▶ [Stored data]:
## begin

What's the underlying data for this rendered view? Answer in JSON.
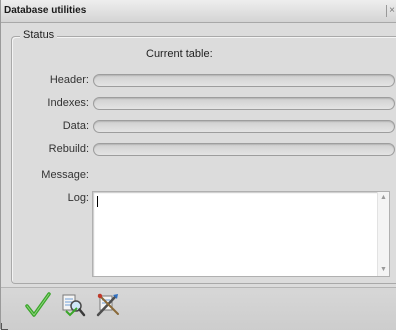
{
  "window": {
    "title": "Database utilities",
    "close_symbol": "×"
  },
  "status": {
    "legend": "Status",
    "current_table_label": "Current table:",
    "rows": [
      {
        "label": "Header:"
      },
      {
        "label": "Indexes:"
      },
      {
        "label": "Data:"
      },
      {
        "label": "Rebuild:"
      }
    ],
    "message_label": "Message:",
    "log_label": "Log:",
    "log_value": ""
  },
  "toolbar": {
    "icons": [
      "check-icon",
      "inspect-icon",
      "repair-icon"
    ]
  },
  "colors": {
    "accent_check": "#3aa62a",
    "background": "#dcdcdc"
  }
}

## end

▶ [EXERCISE BRIEF]: Above are the records; reproduce them exactly and leave out the pictures.

▶ [OUTPUT OF THE TASK]:
What's the underlying data for this rendered view? Answer in JSON.
{
  "window": {
    "title": "Database utilities",
    "close_symbol": "×"
  },
  "status": {
    "legend": "Status",
    "current_table_label": "Current table:",
    "rows": [
      {
        "label": "Header:"
      },
      {
        "label": "Indexes:"
      },
      {
        "label": "Data:"
      },
      {
        "label": "Rebuild:"
      }
    ],
    "message_label": "Message:",
    "log_label": "Log:",
    "log_value": ""
  },
  "toolbar": {
    "icons": [
      "check-icon",
      "inspect-icon",
      "repair-icon"
    ]
  },
  "colors": {
    "accent_check": "#3aa62a",
    "background": "#dcdcdc"
  }
}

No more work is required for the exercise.